DIRECTIONS FOR THIS TASK: Select the lines of the records containing the word "Blog" and list them.
# # #
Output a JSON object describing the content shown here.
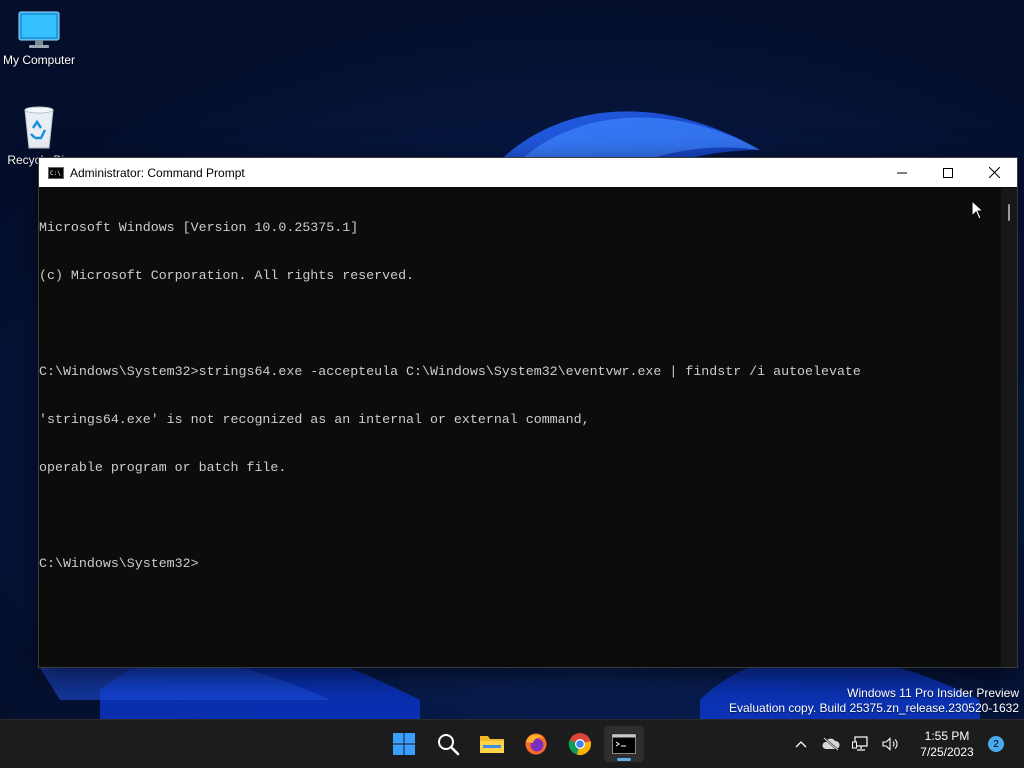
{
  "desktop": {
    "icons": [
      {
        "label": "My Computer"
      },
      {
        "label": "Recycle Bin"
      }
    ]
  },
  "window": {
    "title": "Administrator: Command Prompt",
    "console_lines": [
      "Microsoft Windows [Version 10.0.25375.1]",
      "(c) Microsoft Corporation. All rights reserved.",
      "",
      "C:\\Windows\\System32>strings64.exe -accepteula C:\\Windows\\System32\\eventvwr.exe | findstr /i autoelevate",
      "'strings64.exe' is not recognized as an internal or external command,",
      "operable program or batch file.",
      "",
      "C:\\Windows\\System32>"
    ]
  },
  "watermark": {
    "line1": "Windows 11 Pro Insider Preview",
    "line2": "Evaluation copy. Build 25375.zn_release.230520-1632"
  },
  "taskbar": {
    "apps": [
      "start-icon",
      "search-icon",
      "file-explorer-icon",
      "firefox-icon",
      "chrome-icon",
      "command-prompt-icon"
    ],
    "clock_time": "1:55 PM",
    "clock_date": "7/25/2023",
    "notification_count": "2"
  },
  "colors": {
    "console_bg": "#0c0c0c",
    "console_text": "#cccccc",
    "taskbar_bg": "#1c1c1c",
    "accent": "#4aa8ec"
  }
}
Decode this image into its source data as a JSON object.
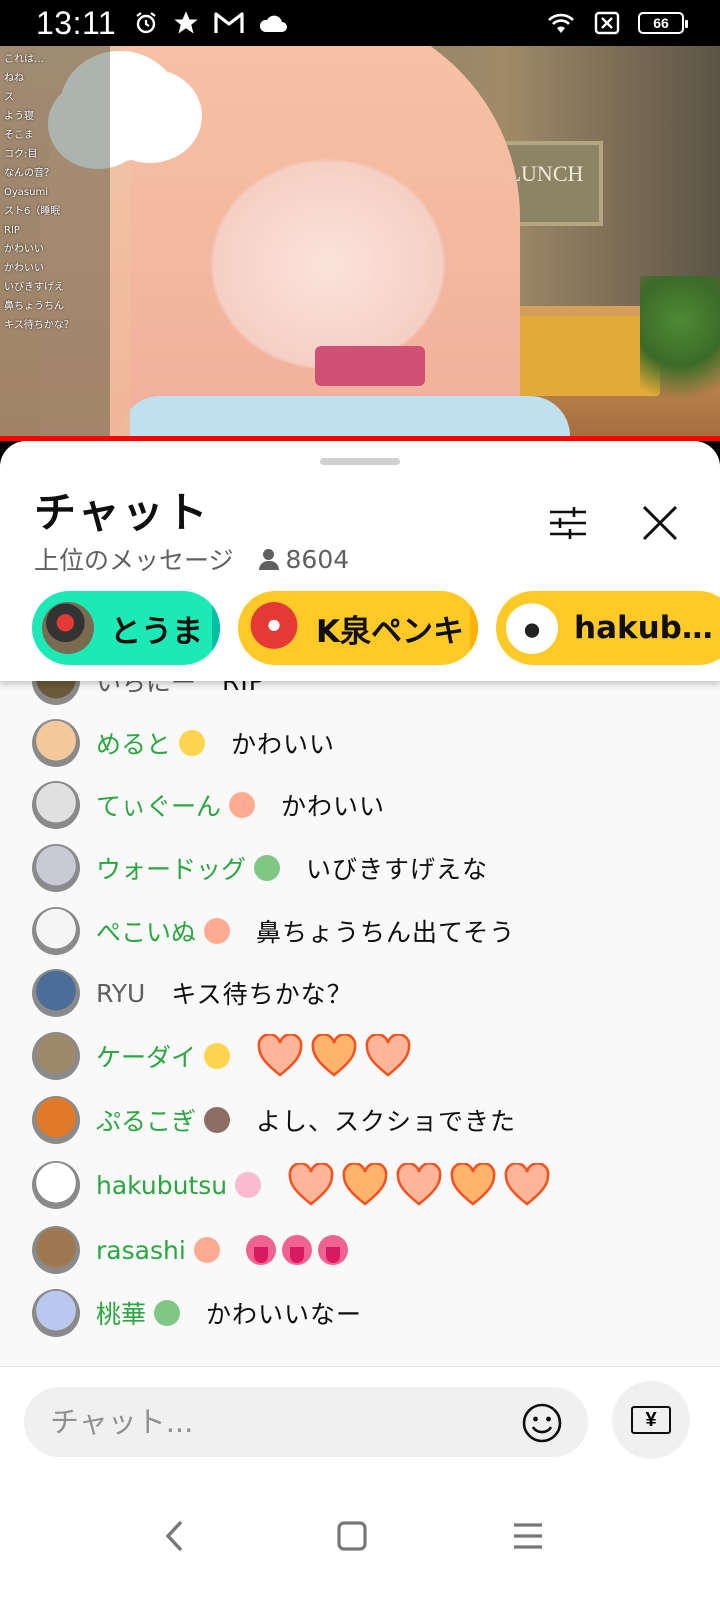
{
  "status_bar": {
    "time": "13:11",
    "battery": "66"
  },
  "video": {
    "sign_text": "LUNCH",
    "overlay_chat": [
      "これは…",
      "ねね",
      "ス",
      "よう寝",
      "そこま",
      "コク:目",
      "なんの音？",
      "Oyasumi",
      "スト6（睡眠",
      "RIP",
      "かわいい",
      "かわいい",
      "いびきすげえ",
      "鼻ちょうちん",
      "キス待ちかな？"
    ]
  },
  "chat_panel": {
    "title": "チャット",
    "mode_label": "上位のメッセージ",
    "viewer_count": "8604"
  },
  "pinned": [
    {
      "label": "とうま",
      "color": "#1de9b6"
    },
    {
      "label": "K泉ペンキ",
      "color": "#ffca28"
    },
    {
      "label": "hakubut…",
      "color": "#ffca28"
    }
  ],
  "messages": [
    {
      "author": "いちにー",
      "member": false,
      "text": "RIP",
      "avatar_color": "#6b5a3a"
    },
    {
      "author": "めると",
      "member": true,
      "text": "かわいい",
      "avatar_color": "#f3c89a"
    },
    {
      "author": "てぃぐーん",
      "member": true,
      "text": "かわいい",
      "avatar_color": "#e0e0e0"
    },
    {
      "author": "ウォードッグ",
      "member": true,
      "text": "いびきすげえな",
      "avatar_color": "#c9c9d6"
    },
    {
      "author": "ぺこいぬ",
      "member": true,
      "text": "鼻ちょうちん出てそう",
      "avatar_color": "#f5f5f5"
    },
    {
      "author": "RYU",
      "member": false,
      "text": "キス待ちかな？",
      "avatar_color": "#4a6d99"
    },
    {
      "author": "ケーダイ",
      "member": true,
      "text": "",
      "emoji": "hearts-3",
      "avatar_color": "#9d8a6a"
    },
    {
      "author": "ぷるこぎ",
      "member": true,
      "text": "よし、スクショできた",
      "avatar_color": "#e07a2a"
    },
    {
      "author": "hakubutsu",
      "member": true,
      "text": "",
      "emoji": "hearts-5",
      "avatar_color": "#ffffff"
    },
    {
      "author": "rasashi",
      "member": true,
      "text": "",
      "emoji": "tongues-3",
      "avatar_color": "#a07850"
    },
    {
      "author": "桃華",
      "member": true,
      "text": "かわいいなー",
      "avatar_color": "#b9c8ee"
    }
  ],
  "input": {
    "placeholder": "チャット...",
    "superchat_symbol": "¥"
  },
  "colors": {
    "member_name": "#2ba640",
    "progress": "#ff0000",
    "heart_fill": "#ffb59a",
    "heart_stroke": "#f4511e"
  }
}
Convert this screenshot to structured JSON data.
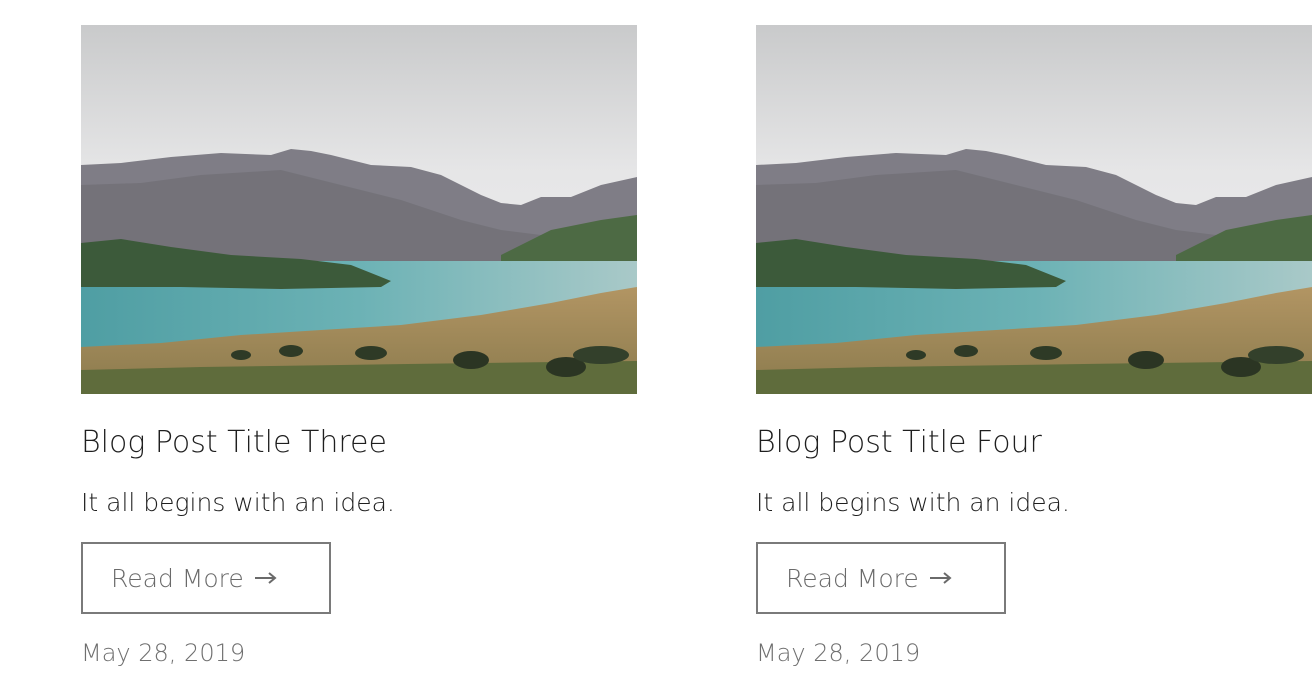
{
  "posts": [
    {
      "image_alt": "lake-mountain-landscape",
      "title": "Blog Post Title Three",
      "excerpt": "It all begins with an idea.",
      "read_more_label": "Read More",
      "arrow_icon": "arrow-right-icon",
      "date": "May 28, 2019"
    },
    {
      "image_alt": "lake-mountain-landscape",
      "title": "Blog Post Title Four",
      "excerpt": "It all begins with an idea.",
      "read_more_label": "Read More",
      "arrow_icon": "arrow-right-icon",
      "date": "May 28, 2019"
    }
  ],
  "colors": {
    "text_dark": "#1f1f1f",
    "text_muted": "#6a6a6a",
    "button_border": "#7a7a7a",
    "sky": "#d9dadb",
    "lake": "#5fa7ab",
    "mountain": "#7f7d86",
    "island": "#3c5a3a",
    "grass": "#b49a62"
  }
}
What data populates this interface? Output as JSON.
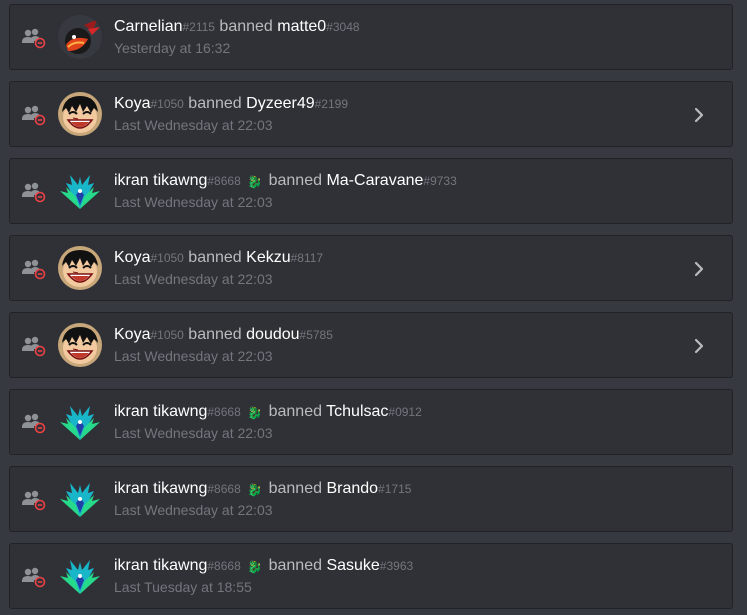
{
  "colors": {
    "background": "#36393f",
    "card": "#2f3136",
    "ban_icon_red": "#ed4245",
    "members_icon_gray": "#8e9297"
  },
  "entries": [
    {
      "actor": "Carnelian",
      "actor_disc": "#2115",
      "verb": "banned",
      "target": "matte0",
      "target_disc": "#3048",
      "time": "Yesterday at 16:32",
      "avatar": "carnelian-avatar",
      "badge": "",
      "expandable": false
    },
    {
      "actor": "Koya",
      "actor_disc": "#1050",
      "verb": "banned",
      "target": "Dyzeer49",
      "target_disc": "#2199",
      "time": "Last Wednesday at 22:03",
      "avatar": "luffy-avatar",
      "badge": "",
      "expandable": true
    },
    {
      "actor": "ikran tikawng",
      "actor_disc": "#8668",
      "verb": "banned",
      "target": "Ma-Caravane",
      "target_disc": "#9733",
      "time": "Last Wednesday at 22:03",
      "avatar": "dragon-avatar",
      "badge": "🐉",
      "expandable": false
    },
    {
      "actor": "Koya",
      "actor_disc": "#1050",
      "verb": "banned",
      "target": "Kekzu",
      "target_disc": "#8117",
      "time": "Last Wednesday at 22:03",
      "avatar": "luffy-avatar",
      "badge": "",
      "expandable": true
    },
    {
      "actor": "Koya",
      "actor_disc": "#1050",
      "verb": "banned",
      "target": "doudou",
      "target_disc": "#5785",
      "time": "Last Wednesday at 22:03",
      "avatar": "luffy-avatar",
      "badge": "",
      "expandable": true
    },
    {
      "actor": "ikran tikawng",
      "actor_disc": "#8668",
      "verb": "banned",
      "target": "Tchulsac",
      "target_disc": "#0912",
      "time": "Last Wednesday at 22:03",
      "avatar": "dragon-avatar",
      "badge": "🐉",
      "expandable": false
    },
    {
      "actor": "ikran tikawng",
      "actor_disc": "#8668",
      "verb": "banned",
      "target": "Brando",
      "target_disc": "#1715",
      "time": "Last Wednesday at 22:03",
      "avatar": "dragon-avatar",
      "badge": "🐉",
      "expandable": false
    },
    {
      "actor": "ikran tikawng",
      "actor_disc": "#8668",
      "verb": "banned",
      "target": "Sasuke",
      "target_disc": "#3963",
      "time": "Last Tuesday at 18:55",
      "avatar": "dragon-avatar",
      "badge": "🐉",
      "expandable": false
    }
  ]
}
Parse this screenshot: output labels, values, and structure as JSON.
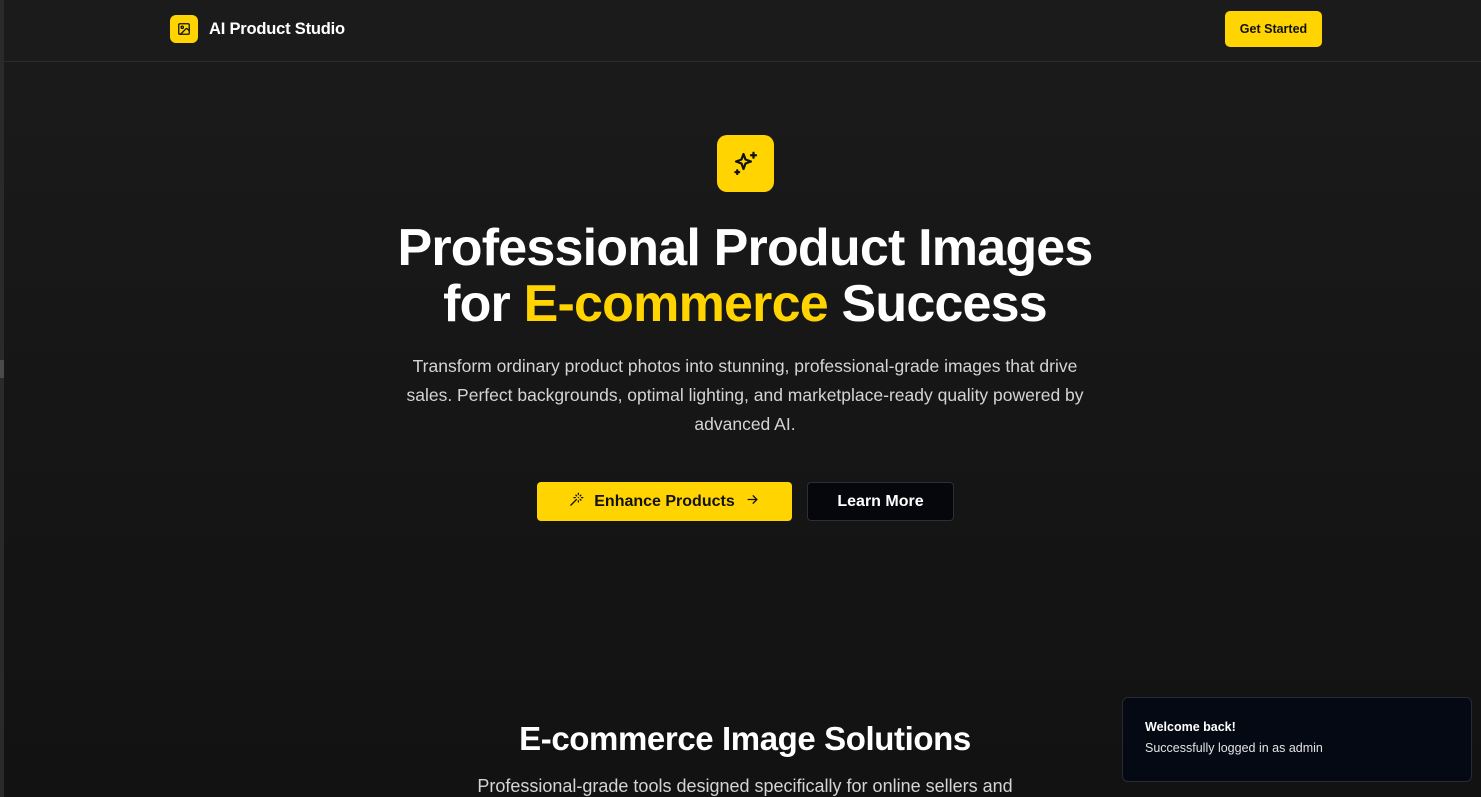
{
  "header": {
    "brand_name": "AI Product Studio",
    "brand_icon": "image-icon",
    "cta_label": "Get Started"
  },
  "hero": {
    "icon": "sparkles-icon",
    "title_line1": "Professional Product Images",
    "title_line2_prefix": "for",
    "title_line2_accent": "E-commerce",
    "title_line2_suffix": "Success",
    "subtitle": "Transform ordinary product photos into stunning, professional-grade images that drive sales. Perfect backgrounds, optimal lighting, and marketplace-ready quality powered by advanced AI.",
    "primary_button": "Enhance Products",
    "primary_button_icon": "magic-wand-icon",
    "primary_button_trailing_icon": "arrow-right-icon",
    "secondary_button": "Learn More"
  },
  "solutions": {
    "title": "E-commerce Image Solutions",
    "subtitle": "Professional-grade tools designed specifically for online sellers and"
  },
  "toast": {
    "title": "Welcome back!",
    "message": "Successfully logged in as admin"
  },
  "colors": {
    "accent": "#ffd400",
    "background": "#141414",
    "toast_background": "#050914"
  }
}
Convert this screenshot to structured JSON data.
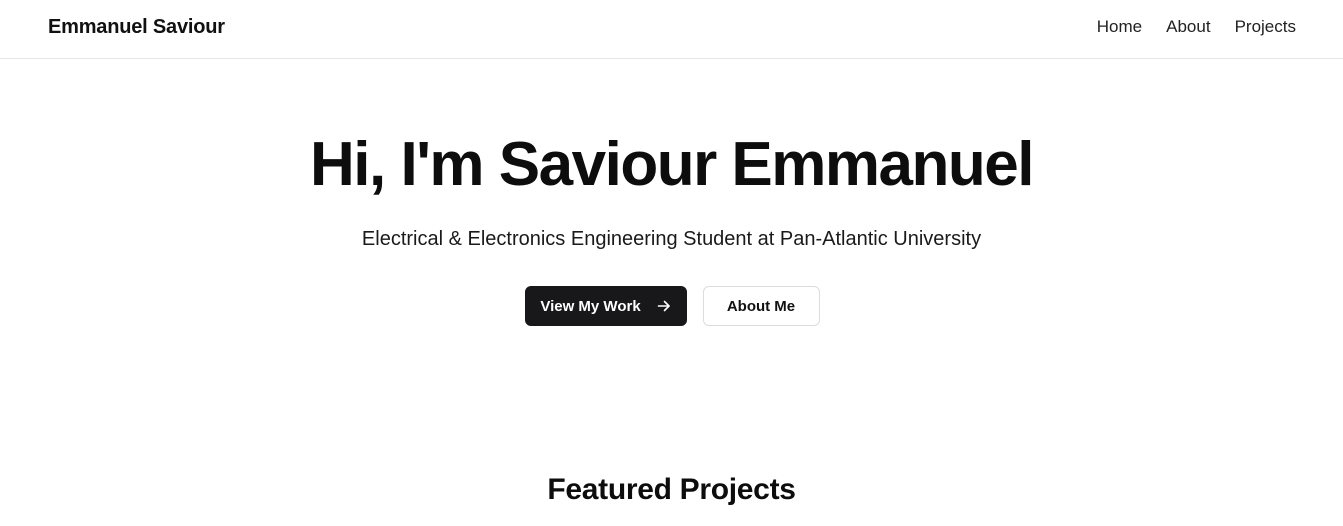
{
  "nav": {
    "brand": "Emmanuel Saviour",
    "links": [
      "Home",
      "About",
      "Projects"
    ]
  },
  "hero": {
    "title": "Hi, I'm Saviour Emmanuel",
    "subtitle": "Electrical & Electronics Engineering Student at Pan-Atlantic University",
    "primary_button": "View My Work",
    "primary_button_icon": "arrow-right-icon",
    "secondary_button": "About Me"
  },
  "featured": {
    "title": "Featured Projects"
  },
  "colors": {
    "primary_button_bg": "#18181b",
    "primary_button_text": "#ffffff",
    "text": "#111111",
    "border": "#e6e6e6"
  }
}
# # #
SOLUTION:
      "title": "Blog Post Title Three",
      "title": "Blog Post Title Four",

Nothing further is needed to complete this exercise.